____ Listed entries
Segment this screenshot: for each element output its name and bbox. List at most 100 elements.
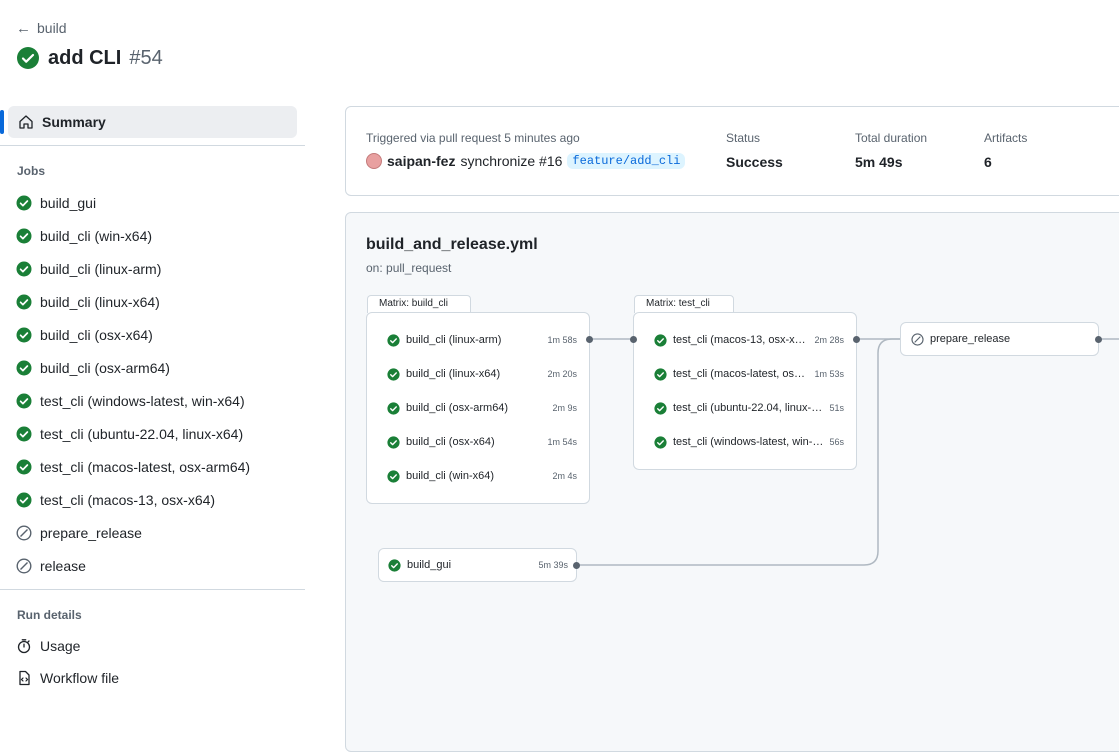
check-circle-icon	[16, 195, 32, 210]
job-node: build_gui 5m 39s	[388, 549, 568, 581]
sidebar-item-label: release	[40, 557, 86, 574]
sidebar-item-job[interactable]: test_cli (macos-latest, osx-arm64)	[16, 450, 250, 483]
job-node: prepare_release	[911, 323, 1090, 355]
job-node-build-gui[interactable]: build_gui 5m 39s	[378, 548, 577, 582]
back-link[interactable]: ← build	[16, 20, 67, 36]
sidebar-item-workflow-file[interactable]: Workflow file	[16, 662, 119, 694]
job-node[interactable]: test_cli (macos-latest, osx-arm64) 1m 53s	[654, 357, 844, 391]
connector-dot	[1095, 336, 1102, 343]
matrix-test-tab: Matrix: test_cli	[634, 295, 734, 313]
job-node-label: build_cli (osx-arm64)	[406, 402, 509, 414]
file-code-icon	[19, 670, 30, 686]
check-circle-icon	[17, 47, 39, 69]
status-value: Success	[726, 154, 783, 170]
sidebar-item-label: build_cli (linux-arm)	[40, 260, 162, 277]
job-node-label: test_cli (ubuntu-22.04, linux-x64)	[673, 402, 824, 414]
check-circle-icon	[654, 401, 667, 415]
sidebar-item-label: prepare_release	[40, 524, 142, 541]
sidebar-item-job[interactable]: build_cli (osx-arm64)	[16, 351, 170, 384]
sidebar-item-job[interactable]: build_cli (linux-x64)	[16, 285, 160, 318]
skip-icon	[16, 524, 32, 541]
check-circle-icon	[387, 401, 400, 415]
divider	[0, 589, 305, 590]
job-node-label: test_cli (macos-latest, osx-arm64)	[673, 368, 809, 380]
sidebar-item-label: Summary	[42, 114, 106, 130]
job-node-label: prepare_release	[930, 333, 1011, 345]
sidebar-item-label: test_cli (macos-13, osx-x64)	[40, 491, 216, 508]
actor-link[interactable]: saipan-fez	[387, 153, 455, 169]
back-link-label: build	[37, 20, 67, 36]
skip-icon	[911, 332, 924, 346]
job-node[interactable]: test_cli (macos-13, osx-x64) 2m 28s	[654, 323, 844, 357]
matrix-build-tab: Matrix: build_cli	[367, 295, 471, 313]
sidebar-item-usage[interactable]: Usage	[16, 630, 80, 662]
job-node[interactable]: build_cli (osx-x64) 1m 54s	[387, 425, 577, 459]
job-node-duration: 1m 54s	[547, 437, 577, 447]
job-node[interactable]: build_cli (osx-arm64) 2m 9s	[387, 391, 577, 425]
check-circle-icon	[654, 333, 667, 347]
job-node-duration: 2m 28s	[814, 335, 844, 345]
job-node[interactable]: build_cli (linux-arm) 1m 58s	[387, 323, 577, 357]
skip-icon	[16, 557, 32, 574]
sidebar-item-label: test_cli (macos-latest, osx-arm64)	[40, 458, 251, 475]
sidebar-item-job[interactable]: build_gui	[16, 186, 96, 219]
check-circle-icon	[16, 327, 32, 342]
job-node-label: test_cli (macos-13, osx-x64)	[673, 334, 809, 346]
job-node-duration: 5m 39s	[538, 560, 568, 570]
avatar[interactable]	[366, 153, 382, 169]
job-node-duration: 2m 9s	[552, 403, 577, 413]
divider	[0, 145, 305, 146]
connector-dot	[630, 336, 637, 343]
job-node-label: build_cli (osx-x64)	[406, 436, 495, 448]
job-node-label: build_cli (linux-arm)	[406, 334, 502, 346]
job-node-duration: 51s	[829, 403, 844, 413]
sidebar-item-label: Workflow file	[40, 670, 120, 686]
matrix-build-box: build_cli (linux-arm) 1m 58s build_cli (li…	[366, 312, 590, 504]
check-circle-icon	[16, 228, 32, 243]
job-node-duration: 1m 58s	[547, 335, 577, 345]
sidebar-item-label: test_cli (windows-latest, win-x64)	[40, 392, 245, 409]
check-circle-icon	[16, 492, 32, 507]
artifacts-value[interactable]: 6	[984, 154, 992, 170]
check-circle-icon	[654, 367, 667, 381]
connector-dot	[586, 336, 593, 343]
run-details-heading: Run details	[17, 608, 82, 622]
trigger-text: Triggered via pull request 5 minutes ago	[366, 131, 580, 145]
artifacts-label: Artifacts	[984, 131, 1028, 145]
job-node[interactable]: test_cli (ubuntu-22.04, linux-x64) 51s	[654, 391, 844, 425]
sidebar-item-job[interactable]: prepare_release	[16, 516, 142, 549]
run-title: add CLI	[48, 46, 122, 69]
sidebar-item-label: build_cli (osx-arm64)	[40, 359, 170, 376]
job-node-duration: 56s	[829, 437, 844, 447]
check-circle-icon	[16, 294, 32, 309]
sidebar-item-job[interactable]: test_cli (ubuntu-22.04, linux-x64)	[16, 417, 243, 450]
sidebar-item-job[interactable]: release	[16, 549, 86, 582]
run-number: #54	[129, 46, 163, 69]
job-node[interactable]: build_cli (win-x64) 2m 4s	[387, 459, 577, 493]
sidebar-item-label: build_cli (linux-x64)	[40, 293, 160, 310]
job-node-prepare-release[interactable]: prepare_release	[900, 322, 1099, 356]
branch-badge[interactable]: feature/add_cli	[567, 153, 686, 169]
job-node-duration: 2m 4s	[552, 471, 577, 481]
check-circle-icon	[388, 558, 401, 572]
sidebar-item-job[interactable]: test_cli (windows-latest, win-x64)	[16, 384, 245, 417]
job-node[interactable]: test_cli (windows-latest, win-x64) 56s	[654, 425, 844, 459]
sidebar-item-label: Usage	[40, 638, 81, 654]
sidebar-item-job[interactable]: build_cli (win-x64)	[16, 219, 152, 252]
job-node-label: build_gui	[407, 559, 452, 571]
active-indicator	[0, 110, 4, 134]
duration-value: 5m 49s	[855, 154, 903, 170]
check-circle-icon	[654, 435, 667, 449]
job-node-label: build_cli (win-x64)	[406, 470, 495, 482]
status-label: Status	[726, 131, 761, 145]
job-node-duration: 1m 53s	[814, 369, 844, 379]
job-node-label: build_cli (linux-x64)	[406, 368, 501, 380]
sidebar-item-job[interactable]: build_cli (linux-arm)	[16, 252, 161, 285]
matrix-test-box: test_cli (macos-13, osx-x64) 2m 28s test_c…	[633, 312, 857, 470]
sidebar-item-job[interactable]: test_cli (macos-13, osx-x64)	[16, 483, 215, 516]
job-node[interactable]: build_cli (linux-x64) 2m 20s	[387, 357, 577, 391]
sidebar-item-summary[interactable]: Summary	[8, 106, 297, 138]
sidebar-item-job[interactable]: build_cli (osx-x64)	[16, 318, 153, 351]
________
## Work to complete:
Give all the items above again without the pictures, substituting "success-icon" for every "check-circle-icon" and leaving everything else unchanged.

## Reply:
Segment this screenshot: for each element output its name and bbox. List at most 100 elements.
success-icon	[16, 195, 32, 210]
job-node: build_gui 5m 39s	[388, 549, 568, 581]
sidebar-item-label: release	[40, 557, 86, 574]
sidebar-item-job[interactable]: test_cli (macos-latest, osx-arm64)	[16, 450, 250, 483]
job-node: prepare_release	[911, 323, 1090, 355]
job-node-build-gui[interactable]: build_gui 5m 39s	[378, 548, 577, 582]
back-link[interactable]: ← build	[16, 20, 67, 36]
sidebar-item-workflow-file[interactable]: Workflow file	[16, 662, 119, 694]
job-node[interactable]: test_cli (macos-latest, osx-arm64) 1m 53s	[654, 357, 844, 391]
connector-dot	[1095, 336, 1102, 343]
matrix-test-tab: Matrix: test_cli	[634, 295, 734, 313]
job-node-label: build_cli (osx-arm64)	[406, 402, 509, 414]
file-code-icon	[19, 670, 30, 686]
success-icon	[17, 47, 39, 69]
status-value: Success	[726, 154, 783, 170]
sidebar-item-label: build_cli (linux-arm)	[40, 260, 162, 277]
job-node-label: test_cli (ubuntu-22.04, linux-x64)	[673, 402, 824, 414]
success-icon	[654, 401, 667, 415]
sidebar-item-label: prepare_release	[40, 524, 142, 541]
sidebar-item-job[interactable]: build_cli (osx-arm64)	[16, 351, 170, 384]
sidebar-item-job[interactable]: build_cli (linux-x64)	[16, 285, 160, 318]
skip-icon	[16, 524, 32, 541]
success-icon	[387, 401, 400, 415]
divider	[0, 589, 305, 590]
job-node-label: test_cli (macos-latest, osx-arm64)	[673, 368, 809, 380]
sidebar-item-label: Summary	[42, 114, 106, 130]
job-node-label: prepare_release	[930, 333, 1011, 345]
sidebar-item-label: test_cli (macos-13, osx-x64)	[40, 491, 216, 508]
actor-link[interactable]: saipan-fez	[387, 153, 455, 169]
back-link-label: build	[37, 20, 67, 36]
skip-icon	[911, 332, 924, 346]
job-node[interactable]: test_cli (macos-13, osx-x64) 2m 28s	[654, 323, 844, 357]
matrix-build-tab: Matrix: build_cli	[367, 295, 471, 313]
sidebar-item-usage[interactable]: Usage	[16, 630, 80, 662]
job-node[interactable]: build_cli (osx-x64) 1m 54s	[387, 425, 577, 459]
job-node-duration: 1m 54s	[547, 437, 577, 447]
job-node[interactable]: build_cli (osx-arm64) 2m 9s	[387, 391, 577, 425]
success-icon	[654, 333, 667, 347]
job-node-duration: 2m 28s	[814, 335, 844, 345]
job-node[interactable]: build_cli (linux-arm) 1m 58s	[387, 323, 577, 357]
skip-icon	[16, 557, 32, 574]
sidebar-item-label: test_cli (macos-latest, osx-arm64)	[40, 458, 251, 475]
sidebar-item-job[interactable]: build_gui	[16, 186, 96, 219]
success-icon	[16, 327, 32, 342]
job-node-label: test_cli (macos-13, osx-x64)	[673, 334, 809, 346]
job-node-duration: 5m 39s	[538, 560, 568, 570]
avatar[interactable]	[366, 153, 382, 169]
job-node-duration: 2m 9s	[552, 403, 577, 413]
divider	[0, 145, 305, 146]
connector-dot	[630, 336, 637, 343]
job-node-label: build_cli (osx-x64)	[406, 436, 495, 448]
job-node-label: build_cli (linux-arm)	[406, 334, 502, 346]
job-node-duration: 51s	[829, 403, 844, 413]
sidebar-item-label: Workflow file	[40, 670, 120, 686]
matrix-build-box: build_cli (linux-arm) 1m 58s build_cli (li…	[366, 312, 590, 504]
success-icon	[16, 228, 32, 243]
job-node-duration: 1m 58s	[547, 335, 577, 345]
sidebar-item-label: test_cli (windows-latest, win-x64)	[40, 392, 245, 409]
success-icon	[16, 492, 32, 507]
artifacts-value[interactable]: 6	[984, 154, 992, 170]
success-icon	[654, 367, 667, 381]
connector-dot	[586, 336, 593, 343]
run-details-heading: Run details	[17, 608, 82, 622]
trigger-text: Triggered via pull request 5 minutes ago	[366, 131, 580, 145]
artifacts-label: Artifacts	[984, 131, 1028, 145]
job-node[interactable]: test_cli (ubuntu-22.04, linux-x64) 51s	[654, 391, 844, 425]
sidebar-item-job[interactable]: prepare_release	[16, 516, 142, 549]
run-title: add CLI	[48, 46, 122, 69]
sidebar-item-label: build_cli (osx-arm64)	[40, 359, 170, 376]
job-node-duration: 56s	[829, 437, 844, 447]
success-icon	[16, 294, 32, 309]
sidebar-item-job[interactable]: test_cli (ubuntu-22.04, linux-x64)	[16, 417, 243, 450]
sidebar-item-job[interactable]: release	[16, 549, 86, 582]
run-number: #54	[129, 46, 163, 69]
job-node[interactable]: build_cli (win-x64) 2m 4s	[387, 459, 577, 493]
sidebar-item-label: build_cli (linux-x64)	[40, 293, 160, 310]
job-node-prepare-release[interactable]: prepare_release	[900, 322, 1099, 356]
branch-badge[interactable]: feature/add_cli	[567, 153, 686, 169]
job-node-duration: 2m 4s	[552, 471, 577, 481]
success-icon	[388, 558, 401, 572]
sidebar-item-job[interactable]: test_cli (windows-latest, win-x64)	[16, 384, 245, 417]
job-node[interactable]: test_cli (windows-latest, win-x64) 56s	[654, 425, 844, 459]
sidebar-item-label: Usage	[40, 638, 81, 654]
sidebar-item-job[interactable]: build_cli (win-x64)	[16, 219, 152, 252]
job-node-label: build_gui	[407, 559, 452, 571]
active-indicator	[0, 110, 4, 134]
duration-value: 5m 49s	[855, 154, 903, 170]
success-icon	[654, 435, 667, 449]
job-node-label: build_cli (win-x64)	[406, 470, 495, 482]
status-label: Status	[726, 131, 761, 145]
job-node-duration: 1m 53s	[814, 369, 844, 379]
job-node-label: build_cli (linux-x64)	[406, 368, 501, 380]
sidebar-item-job[interactable]: build_cli (linux-arm)	[16, 252, 161, 285]
matrix-test-box: test_cli (macos-13, osx-x64) 2m 28s test_c…	[633, 312, 857, 470]
sidebar-item-job[interactable]: test_cli (macos-13, osx-x64)	[16, 483, 215, 516]
job-node[interactable]: build_cli (linux-x64) 2m 20s	[387, 357, 577, 391]
sidebar-item-summary[interactable]: Summary	[8, 106, 297, 138]
sidebar-item-job[interactable]: build_cli (osx-x64)	[16, 318, 153, 351]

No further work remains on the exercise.